— start of Provided data —
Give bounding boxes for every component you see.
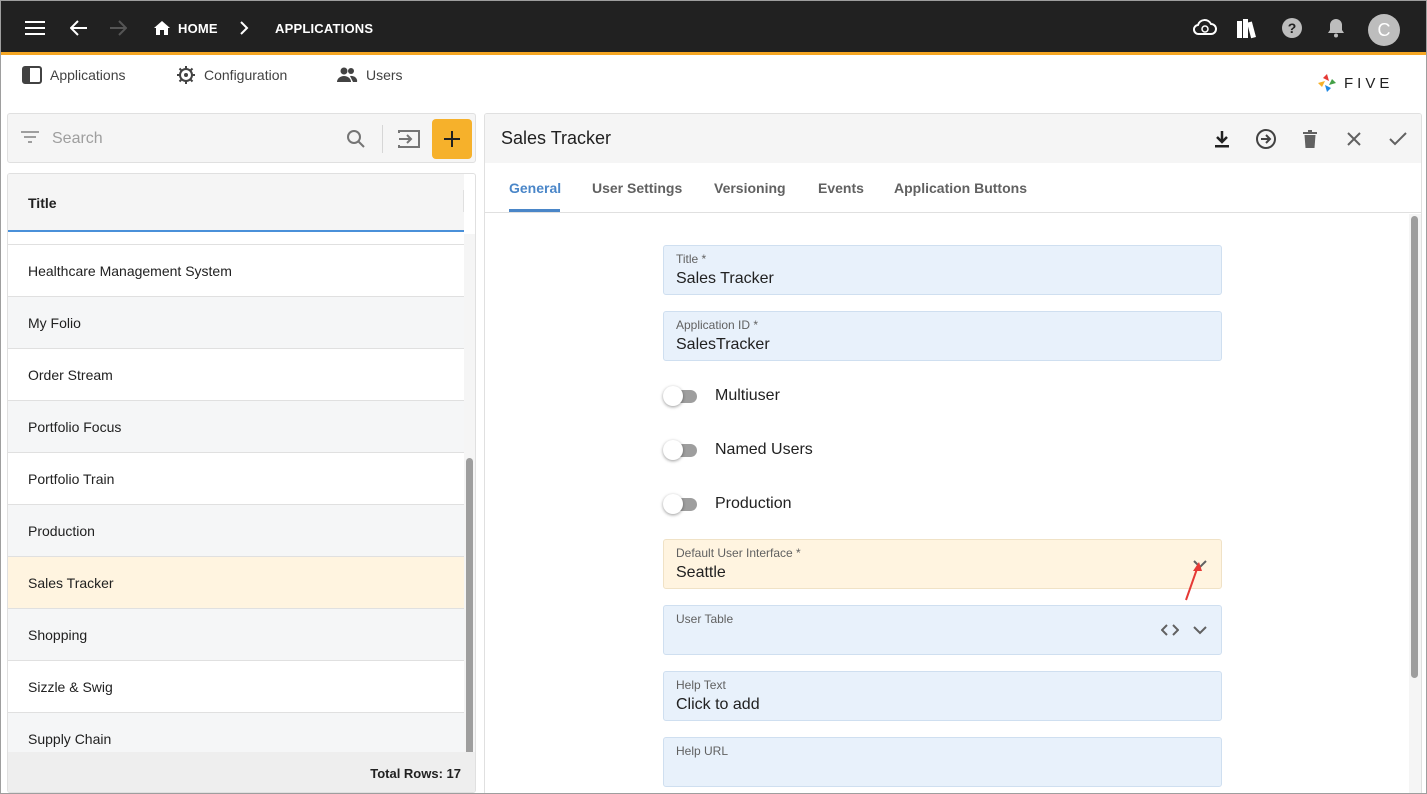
applications-list-panel: Title Healthcare Management SystemMy Fol… xyxy=(7,113,476,793)
search-divider xyxy=(382,125,383,153)
help-icon[interactable]: ? xyxy=(1274,10,1310,46)
back-arrow-icon[interactable] xyxy=(61,10,97,46)
list-rows: Healthcare Management System My Folio Orde… xyxy=(8,244,464,764)
application-id-field[interactable]: Application ID * SalesTracker xyxy=(663,311,1222,361)
list-scrollbar-thumb[interactable] xyxy=(466,458,473,773)
list-item[interactable]: My Folio xyxy=(8,296,464,348)
add-button[interactable] xyxy=(432,119,472,159)
configuration-gear-icon xyxy=(177,66,195,84)
list-item[interactable]: Portfolio Train xyxy=(8,452,464,504)
list-item[interactable]: Healthcare Management System xyxy=(8,244,464,296)
tab-versioning[interactable]: Versioning xyxy=(714,180,786,196)
column-divider xyxy=(463,190,464,212)
default-user-interface-value: Seattle xyxy=(676,564,726,581)
tab-application-buttons[interactable]: Application Buttons xyxy=(894,180,1027,196)
menu-item-applications-label: Applications xyxy=(50,67,126,83)
app-window: HOME APPLICATIONS ? C Applications Confi… xyxy=(0,0,1427,794)
title-field-value: Sales Tracker xyxy=(676,270,774,287)
multiuser-toggle-row: Multiuser xyxy=(663,381,780,411)
library-books-icon[interactable] xyxy=(1229,10,1265,46)
five-logo: FIVE xyxy=(1316,72,1393,94)
production-toggle[interactable] xyxy=(663,494,699,514)
menu-item-configuration[interactable]: Configuration xyxy=(176,64,287,86)
tab-general[interactable]: General xyxy=(509,180,561,196)
breadcrumb-applications[interactable]: APPLICATIONS xyxy=(275,1,373,55)
download-icon[interactable] xyxy=(1206,123,1238,155)
cloud-sync-icon[interactable] xyxy=(1187,10,1223,46)
notifications-bell-icon[interactable] xyxy=(1318,10,1354,46)
breadcrumb-home-label: HOME xyxy=(178,20,218,36)
application-id-field-value: SalesTracker xyxy=(676,336,770,353)
production-toggle-row: Production xyxy=(663,489,792,519)
close-icon[interactable] xyxy=(1338,123,1370,155)
code-brackets-icon[interactable] xyxy=(1160,620,1180,640)
top-bar: HOME APPLICATIONS ? C xyxy=(1,1,1426,55)
active-tab-indicator xyxy=(509,209,560,212)
help-text-value: Click to add xyxy=(676,696,760,713)
tab-user-settings[interactable]: User Settings xyxy=(592,180,682,196)
menu-item-configuration-label: Configuration xyxy=(204,67,288,83)
form-scrollbar-thumb[interactable] xyxy=(1411,216,1418,678)
help-text-label: Help Text xyxy=(676,678,726,692)
delete-trash-icon[interactable] xyxy=(1294,123,1326,155)
help-text-field[interactable]: Help Text Click to add xyxy=(663,671,1222,721)
list-header[interactable]: Title xyxy=(8,174,464,232)
list-item[interactable]: Sales Tracker xyxy=(8,556,464,608)
user-table-label: User Table xyxy=(676,612,734,626)
application-form-panel: Sales Tracker General User Settings Vers… xyxy=(484,113,1422,793)
menu-item-applications[interactable]: Applications xyxy=(22,64,126,86)
named-users-label: Named Users xyxy=(715,441,813,458)
hamburger-menu-icon[interactable] xyxy=(17,10,53,46)
import-icon[interactable] xyxy=(397,129,421,149)
form-header: Sales Tracker xyxy=(485,114,1421,163)
production-label: Production xyxy=(715,495,792,512)
list-item[interactable]: Order Stream xyxy=(8,348,464,400)
save-check-icon[interactable] xyxy=(1382,123,1414,155)
named-users-toggle-row: Named Users xyxy=(663,435,813,465)
users-icon xyxy=(337,67,358,82)
named-users-toggle[interactable] xyxy=(663,440,699,460)
tab-events[interactable]: Events xyxy=(818,180,864,196)
filter-icon[interactable] xyxy=(21,130,39,144)
breadcrumb-home[interactable]: HOME xyxy=(153,1,218,55)
plus-icon xyxy=(444,131,460,147)
chevron-down-icon[interactable] xyxy=(1190,620,1210,640)
five-logo-mark-icon xyxy=(1318,74,1336,92)
list-item[interactable]: Portfolio Focus xyxy=(8,400,464,452)
title-field-label: Title * xyxy=(676,252,707,266)
applications-icon xyxy=(22,66,42,84)
help-url-label: Help URL xyxy=(676,744,729,758)
breadcrumb-chevron-icon xyxy=(239,1,249,55)
list-item[interactable]: Production xyxy=(8,504,464,556)
form-tabs: General User Settings Versioning Events … xyxy=(485,163,1421,213)
five-logo-text: FIVE xyxy=(1344,74,1394,92)
list-item[interactable]: Shopping xyxy=(8,608,464,660)
menu-item-users-label: Users xyxy=(366,67,403,83)
default-user-interface-select[interactable]: Default User Interface * Seattle xyxy=(663,539,1222,589)
svg-text:?: ? xyxy=(1288,20,1297,36)
form-title: Sales Tracker xyxy=(501,128,612,148)
menu-bar: Applications Configuration Users FIVE xyxy=(1,58,1426,108)
applications-list: Title Healthcare Management System My Fol… xyxy=(7,173,476,793)
home-icon xyxy=(154,21,170,35)
title-field[interactable]: Title * Sales Tracker xyxy=(663,245,1222,295)
user-table-select[interactable]: User Table xyxy=(663,605,1222,655)
default-user-interface-label: Default User Interface * xyxy=(676,546,801,560)
user-avatar[interactable]: C xyxy=(1368,14,1400,46)
list-item[interactable]: Sizzle & Swig xyxy=(8,660,464,712)
search-icon[interactable] xyxy=(346,129,366,149)
deploy-arrow-circle-icon[interactable] xyxy=(1250,123,1282,155)
search-bar xyxy=(7,113,476,163)
annotation-arrow-icon xyxy=(1185,562,1202,601)
help-url-field[interactable]: Help URL xyxy=(663,737,1222,787)
search-input[interactable] xyxy=(52,126,332,152)
column-header-title: Title xyxy=(28,195,57,211)
menu-item-users[interactable]: Users xyxy=(336,64,403,86)
application-id-field-label: Application ID * xyxy=(676,318,759,332)
total-rows-footer: Total Rows: 17 xyxy=(8,752,475,792)
forward-arrow-icon[interactable] xyxy=(100,10,136,46)
multiuser-label: Multiuser xyxy=(715,387,780,404)
multiuser-toggle[interactable] xyxy=(663,386,699,406)
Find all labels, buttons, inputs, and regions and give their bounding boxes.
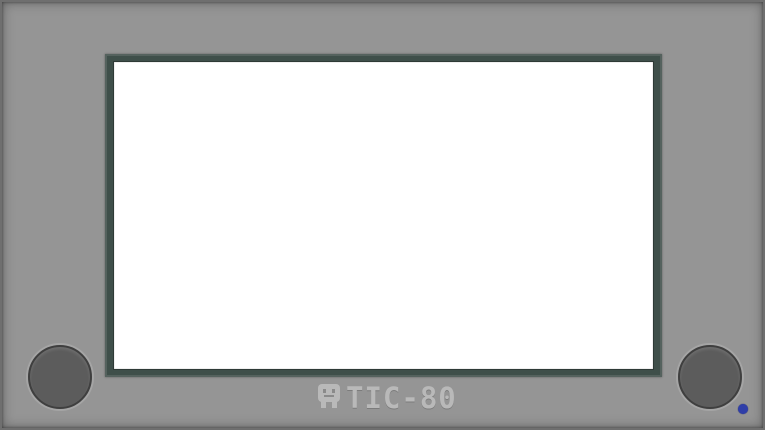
console-frame: TIC-80 (0, 0, 765, 430)
left-knob[interactable] (28, 345, 92, 409)
logo-text: TIC-80 (346, 381, 457, 415)
tic80-logo: TIC-80 (316, 381, 457, 415)
tic80-face-icon (316, 382, 342, 415)
drawing-screen[interactable] (113, 61, 654, 370)
right-knob[interactable] (678, 345, 742, 409)
status-indicator (738, 404, 748, 414)
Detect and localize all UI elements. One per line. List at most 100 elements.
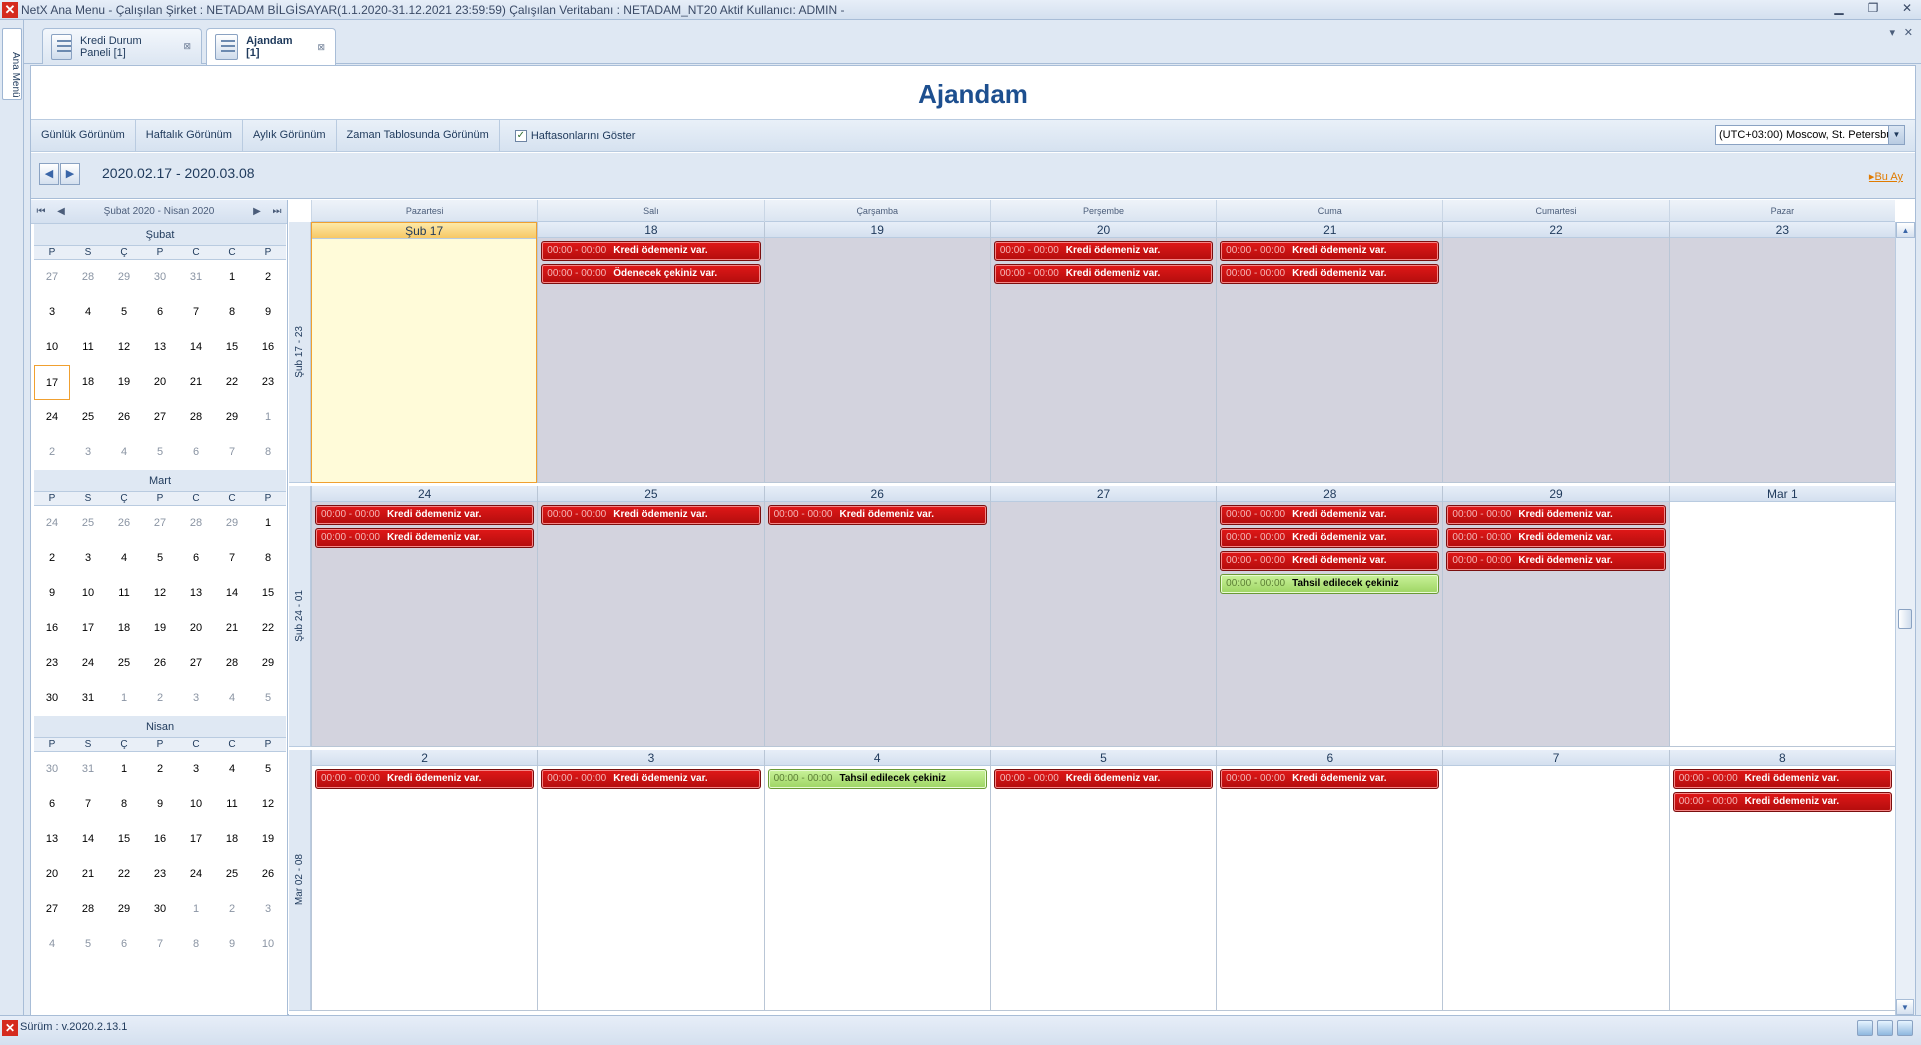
mini-day[interactable]: 12 [250,787,286,822]
mini-day[interactable]: 7 [70,787,106,822]
mini-day[interactable]: 11 [214,787,250,822]
day-cell[interactable]: 7 [1442,750,1669,1011]
daily-view-button[interactable]: Günlük Görünüm [31,120,136,151]
mini-day[interactable]: 16 [34,611,70,646]
mini-day[interactable]: 25 [70,400,106,435]
timezone-select[interactable]: (UTC+03:00) Moscow, St. Petersbu ▼ [1715,125,1905,145]
appointment[interactable]: 00:00 - 00:00 Kredi ödemeniz var. [1220,241,1440,261]
mini-day[interactable]: 2 [34,435,70,470]
mini-day[interactable]: 27 [142,400,178,435]
day-cell[interactable]: 28 00:00 - 00:00 Kredi ödemeniz var. 00:00 … [1216,486,1443,747]
mini-day[interactable]: 26 [106,400,142,435]
appointment[interactable]: 00:00 - 00:00 Kredi ödemeniz var. [1220,505,1440,525]
appointment[interactable]: 00:00 - 00:00 Kredi ödemeniz var. [315,528,535,548]
mini-day[interactable]: 19 [142,611,178,646]
day-cell[interactable]: Mar 1 [1668,486,1895,747]
mini-day[interactable]: 20 [142,365,178,400]
mini-day[interactable]: 2 [142,752,178,787]
mini-day[interactable]: 5 [142,435,178,470]
mini-day[interactable]: 12 [142,576,178,611]
mini-day[interactable]: 15 [214,330,250,365]
mini-day[interactable]: 22 [106,857,142,892]
mini-day[interactable]: 7 [214,541,250,576]
day-cell[interactable]: 24 00:00 - 00:00 Kredi ödemeniz var. 00:00 … [311,486,538,747]
mini-day[interactable]: 22 [214,365,250,400]
appointment[interactable]: 00:00 - 00:00 Kredi ödemeniz var. [1672,769,1892,789]
prev-month-icon[interactable]: ◀ [51,206,71,217]
day-cell[interactable]: 29 00:00 - 00:00 Kredi ödemeniz var. 00:00 … [1442,486,1669,747]
tray-app-icon[interactable] [1857,1020,1873,1036]
mini-day[interactable]: 26 [106,506,142,541]
appointment[interactable]: 00:00 - 00:00 Kredi ödemeniz var. [993,241,1214,261]
mini-day[interactable]: 28 [214,646,250,681]
mini-day[interactable]: 27 [178,646,214,681]
ana-menu-button[interactable]: Ana Menü [2,28,22,100]
appointment[interactable]: 00:00 - 00:00 Kredi ödemeniz var. [767,505,987,525]
appointment[interactable]: 00:00 - 00:00 Tahsil edilecek çekiniz [767,769,987,789]
mini-day[interactable]: 3 [250,892,286,927]
appointment[interactable]: 00:00 - 00:00 Kredi ödemeniz var. [1220,769,1440,789]
mini-day[interactable]: 3 [70,435,106,470]
day-cell[interactable]: 6 00:00 - 00:00 Kredi ödemeniz var. [1216,750,1443,1011]
mini-day[interactable]: 28 [70,892,106,927]
timeline-view-button[interactable]: Zaman Tablosunda Görünüm [337,120,500,151]
weekly-view-button[interactable]: Haftalık Görünüm [136,120,243,151]
restore-button[interactable]: ❐ [1865,1,1881,15]
mini-day[interactable]: 8 [250,435,286,470]
mini-day[interactable]: 4 [106,435,142,470]
tab-close-all-icon[interactable]: ✕ [1904,26,1913,39]
appointment[interactable]: 00:00 - 00:00 Kredi ödemeniz var. [1446,528,1666,548]
day-cell[interactable]: 2 00:00 - 00:00 Kredi ödemeniz var. [311,750,538,1011]
day-cell[interactable]: 27 [989,486,1217,747]
mini-day[interactable]: 21 [178,365,214,400]
mini-day[interactable]: 25 [70,506,106,541]
mini-day[interactable]: 29 [106,260,142,295]
mini-day[interactable]: 20 [34,857,70,892]
mini-day[interactable]: 2 [214,892,250,927]
appointment[interactable]: 00:00 - 00:00 Kredi ödemeniz var. [1220,264,1440,284]
mini-day[interactable]: 7 [142,927,178,962]
tab-close-icon[interactable]: ⊠ [183,41,191,52]
mini-day[interactable]: 30 [142,892,178,927]
chevron-down-icon[interactable]: ▼ [1888,126,1904,144]
mini-day[interactable]: 25 [214,857,250,892]
mini-day[interactable]: 31 [70,752,106,787]
mini-day[interactable]: 14 [70,822,106,857]
mini-day[interactable]: 5 [250,681,286,716]
mini-day[interactable]: 13 [178,576,214,611]
appointment[interactable]: 00:00 - 00:00 Kredi ödemeniz var. [315,505,535,525]
appointment[interactable]: 00:00 - 00:00 Kredi ödemeniz var. [1220,551,1440,571]
mini-day[interactable]: 27 [34,260,70,295]
tray-app-icon[interactable] [1897,1020,1913,1036]
mini-day[interactable]: 5 [250,752,286,787]
mini-day[interactable]: 8 [214,295,250,330]
mini-day[interactable]: 15 [106,822,142,857]
last-month-icon[interactable]: ⏭ [267,206,287,217]
show-weekends-toggle[interactable]: ✓ Haftasonlarını Göster [500,129,635,142]
mini-day[interactable]: 1 [250,506,286,541]
mini-day[interactable]: 6 [34,787,70,822]
this-month-link[interactable]: ▸Bu Ay [1869,170,1903,183]
checkbox-checked-icon[interactable]: ✓ [514,129,527,142]
mini-day[interactable]: 6 [106,927,142,962]
mini-day[interactable]: 18 [214,822,250,857]
monthly-view-button[interactable]: Aylık Görünüm [243,120,337,151]
mini-day[interactable]: 1 [106,752,142,787]
mini-day[interactable]: 23 [34,646,70,681]
mini-day[interactable]: 9 [34,576,70,611]
mini-day[interactable]: 1 [178,892,214,927]
mini-day[interactable]: 27 [142,506,178,541]
mini-day[interactable]: 26 [250,857,286,892]
tab-ajandam[interactable]: Ajandam [1] ⊠ [206,28,336,65]
minimize-button[interactable]: ▁ [1831,1,1847,15]
mini-day[interactable]: 3 [178,752,214,787]
appointment[interactable]: 00:00 - 00:00 Kredi ödemeniz var. [541,241,761,261]
tray-app-icon[interactable] [1877,1020,1893,1036]
day-cell[interactable]: 22 [1442,222,1669,483]
mini-day[interactable]: 18 [70,365,106,400]
tab-list-dropdown-icon[interactable]: ▾ [1889,26,1895,39]
day-cell[interactable]: 8 00:00 - 00:00 Kredi ödemeniz var. 00:00 -… [1668,750,1895,1011]
mini-day[interactable]: 3 [178,681,214,716]
mini-day[interactable]: 7 [178,295,214,330]
day-cell[interactable]: 18 00:00 - 00:00 Kredi ödemeniz var. 00:00 … [537,222,764,483]
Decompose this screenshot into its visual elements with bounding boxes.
— end of Provided data —
* [Problem requirements]: Copy out the items from the line containing "console-frame: TIC-80 (0, 0, 765, 430)" through the line containing "drawing-screen[interactable] (113, 61, 654, 370)", both included, with no changes.

* [Expected output]:
console-frame: TIC-80 (0, 0, 765, 430)
left-knob[interactable] (28, 345, 92, 409)
logo-text: TIC-80 (346, 381, 457, 415)
tic80-logo: TIC-80 (316, 381, 457, 415)
tic80-face-icon (316, 382, 342, 415)
drawing-screen[interactable] (113, 61, 654, 370)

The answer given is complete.